====== Entries ======

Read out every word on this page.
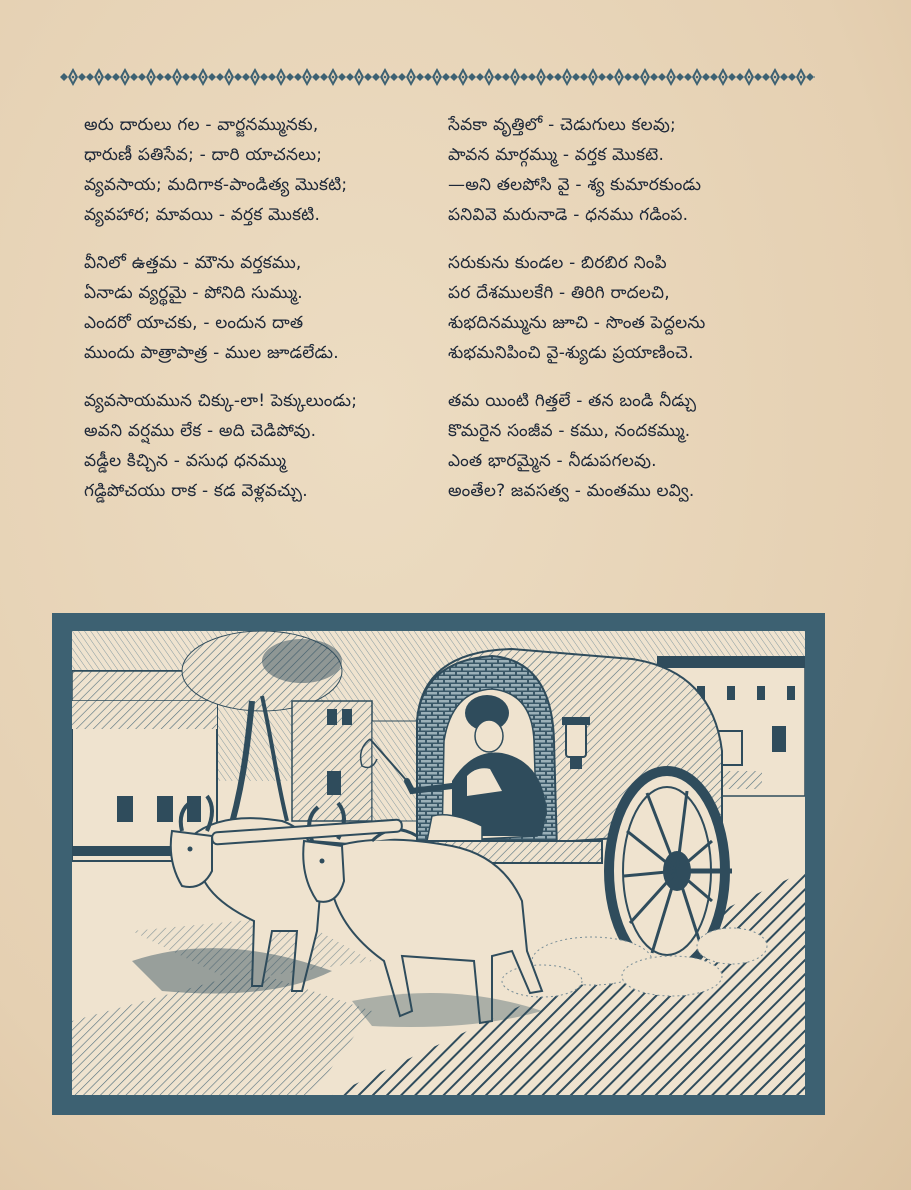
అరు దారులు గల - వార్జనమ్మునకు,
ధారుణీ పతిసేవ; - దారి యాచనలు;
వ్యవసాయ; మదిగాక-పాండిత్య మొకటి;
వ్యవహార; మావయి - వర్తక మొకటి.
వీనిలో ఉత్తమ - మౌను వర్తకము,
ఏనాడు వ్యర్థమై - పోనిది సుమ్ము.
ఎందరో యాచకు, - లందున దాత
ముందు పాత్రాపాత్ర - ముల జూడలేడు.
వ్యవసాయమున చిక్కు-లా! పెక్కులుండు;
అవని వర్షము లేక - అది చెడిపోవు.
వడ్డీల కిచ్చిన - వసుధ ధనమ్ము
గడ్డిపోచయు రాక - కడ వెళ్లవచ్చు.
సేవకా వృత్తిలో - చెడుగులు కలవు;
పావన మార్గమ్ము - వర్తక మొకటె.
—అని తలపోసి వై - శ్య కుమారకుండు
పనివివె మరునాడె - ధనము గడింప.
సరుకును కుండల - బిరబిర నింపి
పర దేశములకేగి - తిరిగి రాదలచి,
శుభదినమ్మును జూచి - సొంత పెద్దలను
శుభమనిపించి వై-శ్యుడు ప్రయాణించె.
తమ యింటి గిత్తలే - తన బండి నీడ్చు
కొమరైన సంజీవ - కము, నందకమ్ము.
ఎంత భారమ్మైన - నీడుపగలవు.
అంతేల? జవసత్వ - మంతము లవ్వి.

======

• **Stated goal**
Would you return the data exactly as written, without the pictures?

• **Answer to the task**
Read out every word on this page.
అరు దారులు గల - వార్జనమ్మునకు,
ధారుణీ పతిసేవ; - దారి యాచనలు;
వ్యవసాయ; మదిగాక-పాండిత్య మొకటి;
వ్యవహార; మావయి - వర్తక మొకటి.
వీనిలో ఉత్తమ - మౌను వర్తకము,
ఏనాడు వ్యర్థమై - పోనిది సుమ్ము.
ఎందరో యాచకు, - లందున దాత
ముందు పాత్రాపాత్ర - ముల జూడలేడు.
వ్యవసాయమున చిక్కు-లా! పెక్కులుండు;
అవని వర్షము లేక - అది చెడిపోవు.
వడ్డీల కిచ్చిన - వసుధ ధనమ్ము
గడ్డిపోచయు రాక - కడ వెళ్లవచ్చు.
సేవకా వృత్తిలో - చెడుగులు కలవు;
పావన మార్గమ్ము - వర్తక మొకటె.
—అని తలపోసి వై - శ్య కుమారకుండు
పనివివె మరునాడె - ధనము గడింప.
సరుకును కుండల - బిరబిర నింపి
పర దేశములకేగి - తిరిగి రాదలచి,
శుభదినమ్మును జూచి - సొంత పెద్దలను
శుభమనిపించి వై-శ్యుడు ప్రయాణించె.
తమ యింటి గిత్తలే - తన బండి నీడ్చు
కొమరైన సంజీవ - కము, నందకమ్ము.
ఎంత భారమ్మైన - నీడుపగలవు.
అంతేల? జవసత్వ - మంతము లవ్వి.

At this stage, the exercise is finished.